RECORDS SUPPLIED:
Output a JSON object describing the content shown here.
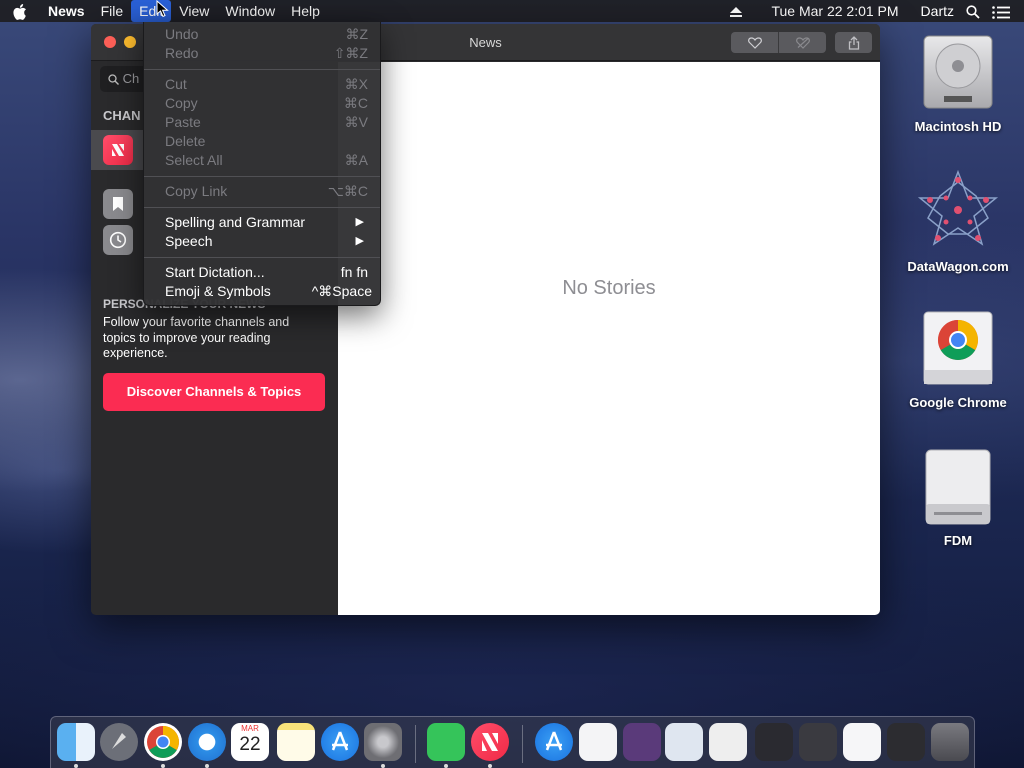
{
  "menubar": {
    "app": "News",
    "items": [
      "File",
      "Edit",
      "View",
      "Window",
      "Help"
    ],
    "datetime": "Tue Mar 22  2:01 PM",
    "user": "Dartz"
  },
  "window": {
    "title": "News",
    "search_placeholder": "Ch",
    "channels_header": "CHAN",
    "personalize_header": "PERSONALIZE YOUR NEWS",
    "personalize_text": "Follow your favorite channels and topics to improve your reading experience.",
    "discover_button": "Discover Channels & Topics",
    "no_stories": "No Stories"
  },
  "edit_menu": {
    "undo": {
      "label": "Undo",
      "shortcut": "⌘Z"
    },
    "redo": {
      "label": "Redo",
      "shortcut": "⇧⌘Z"
    },
    "cut": {
      "label": "Cut",
      "shortcut": "⌘X"
    },
    "copy": {
      "label": "Copy",
      "shortcut": "⌘C"
    },
    "paste": {
      "label": "Paste",
      "shortcut": "⌘V"
    },
    "delete": {
      "label": "Delete",
      "shortcut": ""
    },
    "select_all": {
      "label": "Select All",
      "shortcut": "⌘A"
    },
    "copy_link": {
      "label": "Copy Link",
      "shortcut": "⌥⌘C"
    },
    "spelling": {
      "label": "Spelling and Grammar"
    },
    "speech": {
      "label": "Speech"
    },
    "dictation": {
      "label": "Start Dictation...",
      "shortcut": "fn fn"
    },
    "emoji": {
      "label": "Emoji & Symbols",
      "shortcut": "^⌘Space"
    }
  },
  "desktop": {
    "hd": "Macintosh HD",
    "datawagon": "DataWagon.com",
    "chrome": "Google Chrome",
    "fdm": "FDM"
  },
  "dock_date": {
    "month": "MAR",
    "day": "22"
  },
  "colors": {
    "accent": "#2b62d9",
    "news_red": "#fb2c52"
  }
}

DESCRIPTION OF THE TASK:
Without including any pictures, output all the entries above exactly.

RESULT:
Output a JSON object describing the content shown here.
{
  "menubar": {
    "app": "News",
    "items": [
      "File",
      "Edit",
      "View",
      "Window",
      "Help"
    ],
    "datetime": "Tue Mar 22  2:01 PM",
    "user": "Dartz"
  },
  "window": {
    "title": "News",
    "search_placeholder": "Ch",
    "channels_header": "CHAN",
    "personalize_header": "PERSONALIZE YOUR NEWS",
    "personalize_text": "Follow your favorite channels and topics to improve your reading experience.",
    "discover_button": "Discover Channels & Topics",
    "no_stories": "No Stories"
  },
  "edit_menu": {
    "undo": {
      "label": "Undo",
      "shortcut": "⌘Z"
    },
    "redo": {
      "label": "Redo",
      "shortcut": "⇧⌘Z"
    },
    "cut": {
      "label": "Cut",
      "shortcut": "⌘X"
    },
    "copy": {
      "label": "Copy",
      "shortcut": "⌘C"
    },
    "paste": {
      "label": "Paste",
      "shortcut": "⌘V"
    },
    "delete": {
      "label": "Delete",
      "shortcut": ""
    },
    "select_all": {
      "label": "Select All",
      "shortcut": "⌘A"
    },
    "copy_link": {
      "label": "Copy Link",
      "shortcut": "⌥⌘C"
    },
    "spelling": {
      "label": "Spelling and Grammar"
    },
    "speech": {
      "label": "Speech"
    },
    "dictation": {
      "label": "Start Dictation...",
      "shortcut": "fn fn"
    },
    "emoji": {
      "label": "Emoji & Symbols",
      "shortcut": "^⌘Space"
    }
  },
  "desktop": {
    "hd": "Macintosh HD",
    "datawagon": "DataWagon.com",
    "chrome": "Google Chrome",
    "fdm": "FDM"
  },
  "dock_date": {
    "month": "MAR",
    "day": "22"
  },
  "colors": {
    "accent": "#2b62d9",
    "news_red": "#fb2c52"
  }
}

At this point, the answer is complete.